Stated goal —
Work out the number of lines in the listing that include the string "Productivity". Reply with that number alone.

Extracted data —
:::
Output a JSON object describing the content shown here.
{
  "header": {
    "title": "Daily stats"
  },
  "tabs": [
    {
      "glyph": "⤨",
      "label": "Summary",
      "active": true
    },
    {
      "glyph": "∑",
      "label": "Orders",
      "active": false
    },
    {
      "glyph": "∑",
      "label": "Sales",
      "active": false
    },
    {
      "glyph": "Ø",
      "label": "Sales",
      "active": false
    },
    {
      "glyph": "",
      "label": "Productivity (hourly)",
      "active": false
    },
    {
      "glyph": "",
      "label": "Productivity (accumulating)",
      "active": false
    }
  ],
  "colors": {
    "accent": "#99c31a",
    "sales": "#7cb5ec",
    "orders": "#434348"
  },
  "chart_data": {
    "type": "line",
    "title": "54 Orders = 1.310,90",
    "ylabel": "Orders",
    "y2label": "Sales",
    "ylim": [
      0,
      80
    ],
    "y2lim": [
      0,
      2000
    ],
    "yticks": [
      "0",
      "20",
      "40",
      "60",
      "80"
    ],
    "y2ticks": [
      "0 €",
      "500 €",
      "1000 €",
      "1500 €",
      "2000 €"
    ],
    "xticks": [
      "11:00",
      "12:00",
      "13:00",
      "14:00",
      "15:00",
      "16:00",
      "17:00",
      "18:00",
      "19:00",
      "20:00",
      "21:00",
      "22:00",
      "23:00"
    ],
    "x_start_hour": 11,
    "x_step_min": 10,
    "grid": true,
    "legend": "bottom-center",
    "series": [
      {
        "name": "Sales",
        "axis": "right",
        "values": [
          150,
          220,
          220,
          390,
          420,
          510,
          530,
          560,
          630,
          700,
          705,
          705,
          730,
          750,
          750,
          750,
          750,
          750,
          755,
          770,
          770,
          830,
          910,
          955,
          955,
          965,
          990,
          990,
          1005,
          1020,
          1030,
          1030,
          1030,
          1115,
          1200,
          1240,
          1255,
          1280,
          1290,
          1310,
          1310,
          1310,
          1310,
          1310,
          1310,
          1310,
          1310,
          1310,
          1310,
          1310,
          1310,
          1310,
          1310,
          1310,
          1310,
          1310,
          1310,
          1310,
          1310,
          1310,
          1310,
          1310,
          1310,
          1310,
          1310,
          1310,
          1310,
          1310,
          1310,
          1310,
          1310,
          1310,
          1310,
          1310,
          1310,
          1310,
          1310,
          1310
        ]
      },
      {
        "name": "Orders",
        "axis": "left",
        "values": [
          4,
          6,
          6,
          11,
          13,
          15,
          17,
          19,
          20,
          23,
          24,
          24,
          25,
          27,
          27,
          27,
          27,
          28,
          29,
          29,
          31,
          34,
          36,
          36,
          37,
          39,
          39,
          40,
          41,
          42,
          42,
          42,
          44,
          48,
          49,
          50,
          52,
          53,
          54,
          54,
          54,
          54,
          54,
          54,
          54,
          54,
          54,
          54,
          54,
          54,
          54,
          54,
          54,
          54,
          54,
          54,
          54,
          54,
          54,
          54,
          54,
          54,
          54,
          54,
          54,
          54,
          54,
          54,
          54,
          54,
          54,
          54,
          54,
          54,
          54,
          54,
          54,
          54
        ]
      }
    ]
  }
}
:::
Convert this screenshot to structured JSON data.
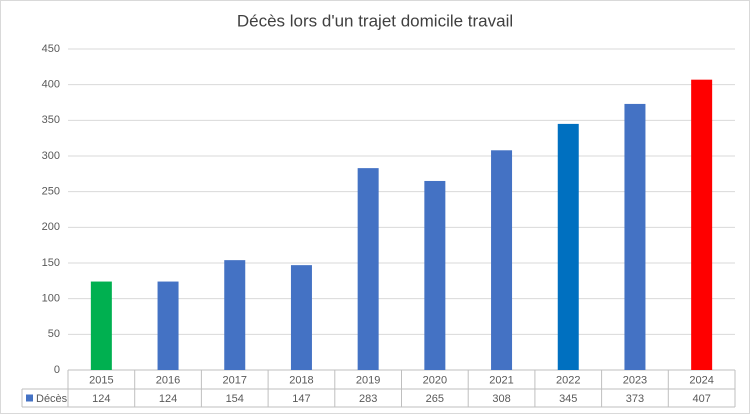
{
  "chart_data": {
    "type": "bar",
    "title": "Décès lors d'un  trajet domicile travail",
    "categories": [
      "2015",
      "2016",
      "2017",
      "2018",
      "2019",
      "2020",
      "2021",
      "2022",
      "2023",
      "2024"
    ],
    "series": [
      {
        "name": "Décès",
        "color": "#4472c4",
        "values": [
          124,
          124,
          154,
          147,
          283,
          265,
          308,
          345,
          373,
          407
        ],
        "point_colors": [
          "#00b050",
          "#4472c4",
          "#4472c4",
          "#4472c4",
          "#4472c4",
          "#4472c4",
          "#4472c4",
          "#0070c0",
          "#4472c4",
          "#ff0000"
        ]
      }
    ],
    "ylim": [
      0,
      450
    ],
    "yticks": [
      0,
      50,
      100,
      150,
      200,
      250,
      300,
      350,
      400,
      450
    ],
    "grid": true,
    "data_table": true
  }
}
:::
Result below —
2